Work to be completed —
Copy all of the material exactly. Pictures are not to appear in the copy.

Records provided —

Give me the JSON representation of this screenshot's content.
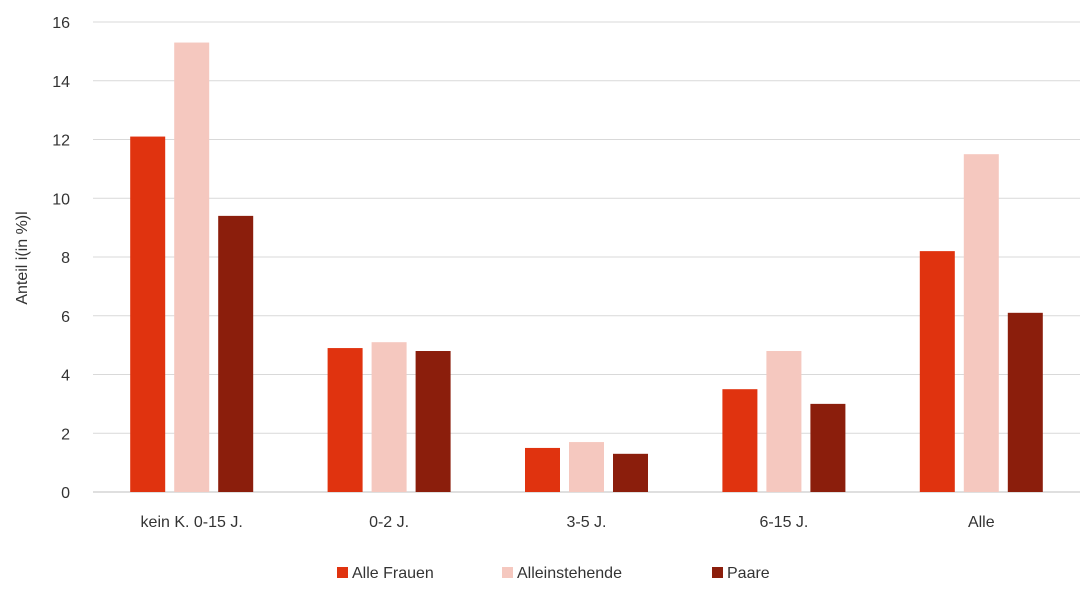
{
  "chart_data": {
    "type": "bar",
    "title": "",
    "xlabel": "",
    "ylabel": "Anteil i(in %)l",
    "ylim": [
      0,
      16
    ],
    "yticks": [
      0,
      2,
      4,
      6,
      8,
      10,
      12,
      14,
      16
    ],
    "grid": true,
    "legend_position": "bottom",
    "categories": [
      "kein K. 0-15 J.",
      "0-2 J.",
      "3-5 J.",
      "6-15 J.",
      "Alle"
    ],
    "series": [
      {
        "name": "Alle Frauen",
        "color": "#e0330f",
        "values": [
          12.1,
          4.9,
          1.5,
          3.5,
          8.2
        ]
      },
      {
        "name": "Alleinstehende",
        "color": "#f5c8bf",
        "values": [
          15.3,
          5.1,
          1.7,
          4.8,
          11.5
        ]
      },
      {
        "name": "Paare",
        "color": "#8b1e0c",
        "values": [
          9.4,
          4.8,
          1.3,
          3.0,
          6.1
        ]
      }
    ]
  }
}
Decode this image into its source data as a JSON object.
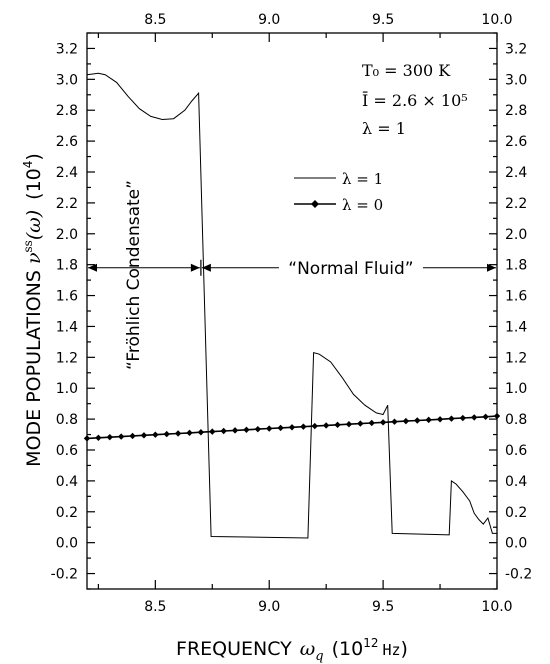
{
  "chart_data": {
    "type": "line",
    "xlabel": "FREQUENCY ω_q (10^12 Hz)",
    "ylabel": "MODE POPULATIONS ν^ss(ω) (10^4)",
    "xlim": [
      8.2,
      10.0
    ],
    "ylim": [
      -0.3,
      3.3
    ],
    "x_ticks": [
      8.5,
      9.0,
      9.5,
      10.0
    ],
    "x_tick_labels": [
      "8.5",
      "9.0",
      "9.5",
      "10.0"
    ],
    "y_ticks": [
      -0.2,
      0.0,
      0.2,
      0.4,
      0.6,
      0.8,
      1.0,
      1.2,
      1.4,
      1.6,
      1.8,
      2.0,
      2.2,
      2.4,
      2.6,
      2.8,
      3.0,
      3.2
    ],
    "y_tick_labels": [
      "-0.2",
      "0.0",
      "0.2",
      "0.4",
      "0.6",
      "0.8",
      "1.0",
      "1.2",
      "1.4",
      "1.6",
      "1.8",
      "2.0",
      "2.2",
      "2.4",
      "2.6",
      "2.8",
      "3.0",
      "3.2"
    ],
    "grid": false,
    "legend_position": "upper-right",
    "series": [
      {
        "name": "λ = 1",
        "style": "line",
        "x": [
          8.2,
          8.25,
          8.28,
          8.33,
          8.38,
          8.43,
          8.48,
          8.53,
          8.58,
          8.63,
          8.66,
          8.69,
          8.745,
          9.17,
          9.195,
          9.22,
          9.27,
          9.32,
          9.37,
          9.42,
          9.47,
          9.5,
          9.52,
          9.54,
          9.79,
          9.8,
          9.82,
          9.85,
          9.88,
          9.9,
          9.92,
          9.94,
          9.96,
          9.98,
          10.0
        ],
        "y": [
          3.03,
          3.04,
          3.03,
          2.98,
          2.89,
          2.81,
          2.76,
          2.74,
          2.745,
          2.8,
          2.86,
          2.91,
          0.04,
          0.03,
          1.23,
          1.22,
          1.17,
          1.07,
          0.96,
          0.89,
          0.84,
          0.83,
          0.89,
          0.06,
          0.05,
          0.4,
          0.38,
          0.33,
          0.27,
          0.19,
          0.15,
          0.12,
          0.16,
          0.06,
          0.06
        ]
      },
      {
        "name": "λ = 0",
        "style": "line-diamond",
        "x": [
          8.2,
          8.25,
          8.3,
          8.35,
          8.4,
          8.45,
          8.5,
          8.55,
          8.6,
          8.65,
          8.7,
          8.75,
          8.8,
          8.85,
          8.9,
          8.95,
          9.0,
          9.05,
          9.1,
          9.15,
          9.2,
          9.25,
          9.3,
          9.35,
          9.4,
          9.45,
          9.5,
          9.55,
          9.6,
          9.65,
          9.7,
          9.75,
          9.8,
          9.85,
          9.9,
          9.95,
          10.0
        ],
        "y": [
          0.675,
          0.679,
          0.683,
          0.687,
          0.691,
          0.695,
          0.699,
          0.703,
          0.707,
          0.711,
          0.715,
          0.719,
          0.723,
          0.727,
          0.731,
          0.735,
          0.739,
          0.743,
          0.747,
          0.751,
          0.755,
          0.759,
          0.763,
          0.767,
          0.771,
          0.775,
          0.779,
          0.783,
          0.787,
          0.791,
          0.795,
          0.799,
          0.803,
          0.807,
          0.811,
          0.815,
          0.82
        ]
      }
    ],
    "annotations": {
      "condensate_label": "“Fröhlich Condensate”",
      "normal_label": "“Normal Fluid”",
      "divider_x": 8.7,
      "arrow_y": 1.78
    }
  },
  "params": {
    "temperature": "T₀ = 300 K",
    "intensity": "Ī = 2.6 × 10⁵",
    "lambda": "λ = 1"
  },
  "axis_titles": {
    "x_prefix": "FREQUENCY",
    "x_symbol": "ω",
    "x_sub": "q",
    "x_unit_open": "(10",
    "x_unit_exp": "12",
    "x_unit_hz": "Hz",
    "x_unit_close": ")",
    "y_prefix": "MODE POPULATIONS",
    "y_symbol": "ν",
    "y_sup": "ss",
    "y_arg": "(ω)",
    "y_unit": "(10",
    "y_unit_exp": "4",
    "y_unit_close": ")"
  },
  "colors": {
    "line": "#000000",
    "background": "#ffffff"
  }
}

Exercise solution —
Give me the JSON representation of this screenshot's content.
{
  "chart_data": {
    "type": "bar",
    "title": "",
    "xlabel": "",
    "ylabel": "Anteil i(in %)l",
    "ylim": [
      0,
      16
    ],
    "yticks": [
      0,
      2,
      4,
      6,
      8,
      10,
      12,
      14,
      16
    ],
    "grid": true,
    "legend_position": "bottom",
    "categories": [
      "kein K. 0-15 J.",
      "0-2 J.",
      "3-5 J.",
      "6-15 J.",
      "Alle"
    ],
    "series": [
      {
        "name": "Alle Frauen",
        "color": "#e0330f",
        "values": [
          12.1,
          4.9,
          1.5,
          3.5,
          8.2
        ]
      },
      {
        "name": "Alleinstehende",
        "color": "#f5c8bf",
        "values": [
          15.3,
          5.1,
          1.7,
          4.8,
          11.5
        ]
      },
      {
        "name": "Paare",
        "color": "#8b1e0c",
        "values": [
          9.4,
          4.8,
          1.3,
          3.0,
          6.1
        ]
      }
    ]
  }
}
Decode this image into its source data as a JSON object.
{
  "chart_data": {
    "type": "line",
    "xlabel": "FREQUENCY ω_q (10^12 Hz)",
    "ylabel": "MODE POPULATIONS ν^ss(ω) (10^4)",
    "xlim": [
      8.2,
      10.0
    ],
    "ylim": [
      -0.3,
      3.3
    ],
    "x_ticks": [
      8.5,
      9.0,
      9.5,
      10.0
    ],
    "x_tick_labels": [
      "8.5",
      "9.0",
      "9.5",
      "10.0"
    ],
    "y_ticks": [
      -0.2,
      0.0,
      0.2,
      0.4,
      0.6,
      0.8,
      1.0,
      1.2,
      1.4,
      1.6,
      1.8,
      2.0,
      2.2,
      2.4,
      2.6,
      2.8,
      3.0,
      3.2
    ],
    "y_tick_labels": [
      "-0.2",
      "0.0",
      "0.2",
      "0.4",
      "0.6",
      "0.8",
      "1.0",
      "1.2",
      "1.4",
      "1.6",
      "1.8",
      "2.0",
      "2.2",
      "2.4",
      "2.6",
      "2.8",
      "3.0",
      "3.2"
    ],
    "grid": false,
    "legend_position": "upper-right",
    "series": [
      {
        "name": "λ = 1",
        "style": "line",
        "x": [
          8.2,
          8.25,
          8.28,
          8.33,
          8.38,
          8.43,
          8.48,
          8.53,
          8.58,
          8.63,
          8.66,
          8.69,
          8.745,
          9.17,
          9.195,
          9.22,
          9.27,
          9.32,
          9.37,
          9.42,
          9.47,
          9.5,
          9.52,
          9.54,
          9.79,
          9.8,
          9.82,
          9.85,
          9.88,
          9.9,
          9.92,
          9.94,
          9.96,
          9.98,
          10.0
        ],
        "y": [
          3.03,
          3.04,
          3.03,
          2.98,
          2.89,
          2.81,
          2.76,
          2.74,
          2.745,
          2.8,
          2.86,
          2.91,
          0.04,
          0.03,
          1.23,
          1.22,
          1.17,
          1.07,
          0.96,
          0.89,
          0.84,
          0.83,
          0.89,
          0.06,
          0.05,
          0.4,
          0.38,
          0.33,
          0.27,
          0.19,
          0.15,
          0.12,
          0.16,
          0.06,
          0.06
        ]
      },
      {
        "name": "λ = 0",
        "style": "line-diamond",
        "x": [
          8.2,
          8.25,
          8.3,
          8.35,
          8.4,
          8.45,
          8.5,
          8.55,
          8.6,
          8.65,
          8.7,
          8.75,
          8.8,
          8.85,
          8.9,
          8.95,
          9.0,
          9.05,
          9.1,
          9.15,
          9.2,
          9.25,
          9.3,
          9.35,
          9.4,
          9.45,
          9.5,
          9.55,
          9.6,
          9.65,
          9.7,
          9.75,
          9.8,
          9.85,
          9.9,
          9.95,
          10.0
        ],
        "y": [
          0.675,
          0.679,
          0.683,
          0.687,
          0.691,
          0.695,
          0.699,
          0.703,
          0.707,
          0.711,
          0.715,
          0.719,
          0.723,
          0.727,
          0.731,
          0.735,
          0.739,
          0.743,
          0.747,
          0.751,
          0.755,
          0.759,
          0.763,
          0.767,
          0.771,
          0.775,
          0.779,
          0.783,
          0.787,
          0.791,
          0.795,
          0.799,
          0.803,
          0.807,
          0.811,
          0.815,
          0.82
        ]
      }
    ],
    "annotations": {
      "condensate_label": "“Fröhlich Condensate”",
      "normal_label": "“Normal Fluid”",
      "divider_x": 8.7,
      "arrow_y": 1.78
    }
  },
  "params": {
    "temperature": "T₀ = 300 K",
    "intensity": "Ī = 2.6 × 10⁵",
    "lambda": "λ = 1"
  },
  "axis_titles": {
    "x_prefix": "FREQUENCY",
    "x_symbol": "ω",
    "x_sub": "q",
    "x_unit_open": "(10",
    "x_unit_exp": "12",
    "x_unit_hz": "Hz",
    "x_unit_close": ")",
    "y_prefix": "MODE POPULATIONS",
    "y_symbol": "ν",
    "y_sup": "ss",
    "y_arg": "(ω)",
    "y_unit": "(10",
    "y_unit_exp": "4",
    "y_unit_close": ")"
  },
  "colors": {
    "line": "#000000",
    "background": "#ffffff"
  }
}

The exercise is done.